## BEGIN Exercise input

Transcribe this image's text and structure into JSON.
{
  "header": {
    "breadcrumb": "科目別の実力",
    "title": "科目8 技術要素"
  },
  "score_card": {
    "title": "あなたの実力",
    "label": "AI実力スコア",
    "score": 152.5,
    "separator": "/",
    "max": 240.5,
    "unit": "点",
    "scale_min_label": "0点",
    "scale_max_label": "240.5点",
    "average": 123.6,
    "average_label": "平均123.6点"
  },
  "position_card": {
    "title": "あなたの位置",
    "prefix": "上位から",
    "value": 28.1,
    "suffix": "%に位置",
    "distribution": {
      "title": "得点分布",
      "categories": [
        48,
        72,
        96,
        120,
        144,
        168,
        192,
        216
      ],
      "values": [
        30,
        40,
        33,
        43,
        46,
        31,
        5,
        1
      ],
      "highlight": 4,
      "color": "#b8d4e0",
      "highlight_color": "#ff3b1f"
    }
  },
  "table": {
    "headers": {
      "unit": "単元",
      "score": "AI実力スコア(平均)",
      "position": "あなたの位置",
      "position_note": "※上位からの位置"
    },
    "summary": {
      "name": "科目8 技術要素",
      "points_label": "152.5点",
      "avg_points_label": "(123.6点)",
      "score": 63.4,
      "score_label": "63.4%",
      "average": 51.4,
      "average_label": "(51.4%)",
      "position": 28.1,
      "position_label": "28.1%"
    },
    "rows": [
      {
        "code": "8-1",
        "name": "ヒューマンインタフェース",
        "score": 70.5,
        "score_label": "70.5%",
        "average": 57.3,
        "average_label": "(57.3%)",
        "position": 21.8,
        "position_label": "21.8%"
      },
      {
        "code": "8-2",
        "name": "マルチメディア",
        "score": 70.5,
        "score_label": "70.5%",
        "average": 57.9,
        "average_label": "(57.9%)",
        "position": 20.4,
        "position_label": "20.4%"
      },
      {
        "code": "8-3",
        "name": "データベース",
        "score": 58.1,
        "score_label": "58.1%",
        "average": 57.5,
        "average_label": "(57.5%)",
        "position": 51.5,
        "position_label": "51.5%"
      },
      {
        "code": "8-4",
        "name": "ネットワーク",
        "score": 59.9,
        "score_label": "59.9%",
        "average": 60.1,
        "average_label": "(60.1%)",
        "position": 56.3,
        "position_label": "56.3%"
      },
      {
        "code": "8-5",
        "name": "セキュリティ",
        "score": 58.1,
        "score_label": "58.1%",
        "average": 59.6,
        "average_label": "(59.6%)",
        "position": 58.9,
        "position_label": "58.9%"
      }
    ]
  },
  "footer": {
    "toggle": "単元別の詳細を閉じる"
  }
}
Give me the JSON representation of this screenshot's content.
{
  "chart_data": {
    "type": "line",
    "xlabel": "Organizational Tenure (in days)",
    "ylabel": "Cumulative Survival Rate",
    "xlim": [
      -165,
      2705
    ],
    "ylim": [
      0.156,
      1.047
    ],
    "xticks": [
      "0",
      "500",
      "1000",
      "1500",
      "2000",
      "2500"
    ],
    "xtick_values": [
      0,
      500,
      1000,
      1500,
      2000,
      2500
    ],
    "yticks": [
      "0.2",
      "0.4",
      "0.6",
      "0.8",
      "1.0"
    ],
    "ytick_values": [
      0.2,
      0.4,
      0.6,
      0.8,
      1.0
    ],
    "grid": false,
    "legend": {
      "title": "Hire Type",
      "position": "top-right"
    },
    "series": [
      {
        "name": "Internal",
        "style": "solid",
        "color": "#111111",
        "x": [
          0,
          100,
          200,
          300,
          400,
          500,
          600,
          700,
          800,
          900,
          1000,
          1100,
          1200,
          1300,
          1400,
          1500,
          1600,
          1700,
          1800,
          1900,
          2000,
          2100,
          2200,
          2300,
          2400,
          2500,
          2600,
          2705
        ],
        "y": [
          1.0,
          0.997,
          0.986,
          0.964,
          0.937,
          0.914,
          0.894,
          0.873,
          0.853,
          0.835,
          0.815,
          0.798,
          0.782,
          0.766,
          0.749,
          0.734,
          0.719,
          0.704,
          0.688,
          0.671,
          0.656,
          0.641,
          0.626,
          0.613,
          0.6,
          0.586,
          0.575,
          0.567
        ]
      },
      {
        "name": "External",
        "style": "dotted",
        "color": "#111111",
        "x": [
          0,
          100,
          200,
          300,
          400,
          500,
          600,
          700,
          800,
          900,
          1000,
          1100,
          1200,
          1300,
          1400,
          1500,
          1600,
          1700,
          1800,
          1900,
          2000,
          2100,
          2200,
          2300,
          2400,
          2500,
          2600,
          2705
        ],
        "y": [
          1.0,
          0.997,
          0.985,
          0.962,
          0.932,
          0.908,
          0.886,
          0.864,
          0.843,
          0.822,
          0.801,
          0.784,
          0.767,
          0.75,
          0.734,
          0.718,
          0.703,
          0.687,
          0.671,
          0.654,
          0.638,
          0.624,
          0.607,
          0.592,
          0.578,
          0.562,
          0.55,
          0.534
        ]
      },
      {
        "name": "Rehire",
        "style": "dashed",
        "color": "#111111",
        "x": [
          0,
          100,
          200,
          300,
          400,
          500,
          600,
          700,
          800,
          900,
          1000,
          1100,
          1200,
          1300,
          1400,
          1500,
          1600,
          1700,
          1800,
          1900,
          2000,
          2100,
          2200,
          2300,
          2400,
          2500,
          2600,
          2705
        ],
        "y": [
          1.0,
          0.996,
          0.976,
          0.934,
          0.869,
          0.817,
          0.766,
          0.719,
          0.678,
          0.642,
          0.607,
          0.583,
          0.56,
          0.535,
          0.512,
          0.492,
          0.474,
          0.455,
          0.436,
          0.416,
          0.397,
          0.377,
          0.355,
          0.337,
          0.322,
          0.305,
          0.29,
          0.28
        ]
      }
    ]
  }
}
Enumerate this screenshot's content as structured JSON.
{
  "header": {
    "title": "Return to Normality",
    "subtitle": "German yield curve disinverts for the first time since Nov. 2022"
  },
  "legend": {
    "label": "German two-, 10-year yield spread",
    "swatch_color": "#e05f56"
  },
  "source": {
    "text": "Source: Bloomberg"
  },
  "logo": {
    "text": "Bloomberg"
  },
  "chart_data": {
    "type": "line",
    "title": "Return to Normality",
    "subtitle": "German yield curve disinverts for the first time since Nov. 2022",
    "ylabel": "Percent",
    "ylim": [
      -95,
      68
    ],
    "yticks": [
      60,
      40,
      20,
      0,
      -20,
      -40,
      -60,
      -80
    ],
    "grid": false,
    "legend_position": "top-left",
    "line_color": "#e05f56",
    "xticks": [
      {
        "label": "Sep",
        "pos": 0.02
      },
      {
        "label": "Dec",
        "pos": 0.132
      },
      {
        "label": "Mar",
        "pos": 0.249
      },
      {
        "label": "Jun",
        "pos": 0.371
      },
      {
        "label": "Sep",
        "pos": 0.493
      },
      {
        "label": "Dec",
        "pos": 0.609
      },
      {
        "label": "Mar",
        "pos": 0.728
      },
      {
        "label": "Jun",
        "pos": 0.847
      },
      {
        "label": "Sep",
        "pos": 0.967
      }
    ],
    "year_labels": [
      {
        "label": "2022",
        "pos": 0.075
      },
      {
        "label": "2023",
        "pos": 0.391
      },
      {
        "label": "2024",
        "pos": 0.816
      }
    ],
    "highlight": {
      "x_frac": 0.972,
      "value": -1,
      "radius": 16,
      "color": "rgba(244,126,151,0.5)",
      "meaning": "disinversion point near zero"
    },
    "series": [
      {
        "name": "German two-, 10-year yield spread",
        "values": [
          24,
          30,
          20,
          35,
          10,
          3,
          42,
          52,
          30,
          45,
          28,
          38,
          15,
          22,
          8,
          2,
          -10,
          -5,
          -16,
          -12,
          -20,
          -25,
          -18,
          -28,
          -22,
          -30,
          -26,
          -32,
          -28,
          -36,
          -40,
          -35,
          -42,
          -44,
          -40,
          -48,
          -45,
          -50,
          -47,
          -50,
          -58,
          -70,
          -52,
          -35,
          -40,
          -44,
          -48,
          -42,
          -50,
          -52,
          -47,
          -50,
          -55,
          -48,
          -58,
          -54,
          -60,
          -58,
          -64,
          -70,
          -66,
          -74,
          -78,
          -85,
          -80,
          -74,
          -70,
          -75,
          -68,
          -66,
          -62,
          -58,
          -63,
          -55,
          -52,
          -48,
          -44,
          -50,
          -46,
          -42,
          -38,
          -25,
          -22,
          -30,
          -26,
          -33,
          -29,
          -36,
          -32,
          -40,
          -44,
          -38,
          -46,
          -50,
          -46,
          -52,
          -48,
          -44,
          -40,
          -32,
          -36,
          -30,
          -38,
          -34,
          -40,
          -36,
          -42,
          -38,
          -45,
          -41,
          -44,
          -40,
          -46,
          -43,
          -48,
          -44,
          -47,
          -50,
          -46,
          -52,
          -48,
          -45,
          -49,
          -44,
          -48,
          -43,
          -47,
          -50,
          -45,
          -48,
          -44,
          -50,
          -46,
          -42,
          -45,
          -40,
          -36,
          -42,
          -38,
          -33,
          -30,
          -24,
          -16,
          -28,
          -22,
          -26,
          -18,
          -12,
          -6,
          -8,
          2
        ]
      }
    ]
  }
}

## END Exercise input

What you have to do: The records are above. How many lines in them contain the word "since"? Give the number alone.

Response for this exercise: 2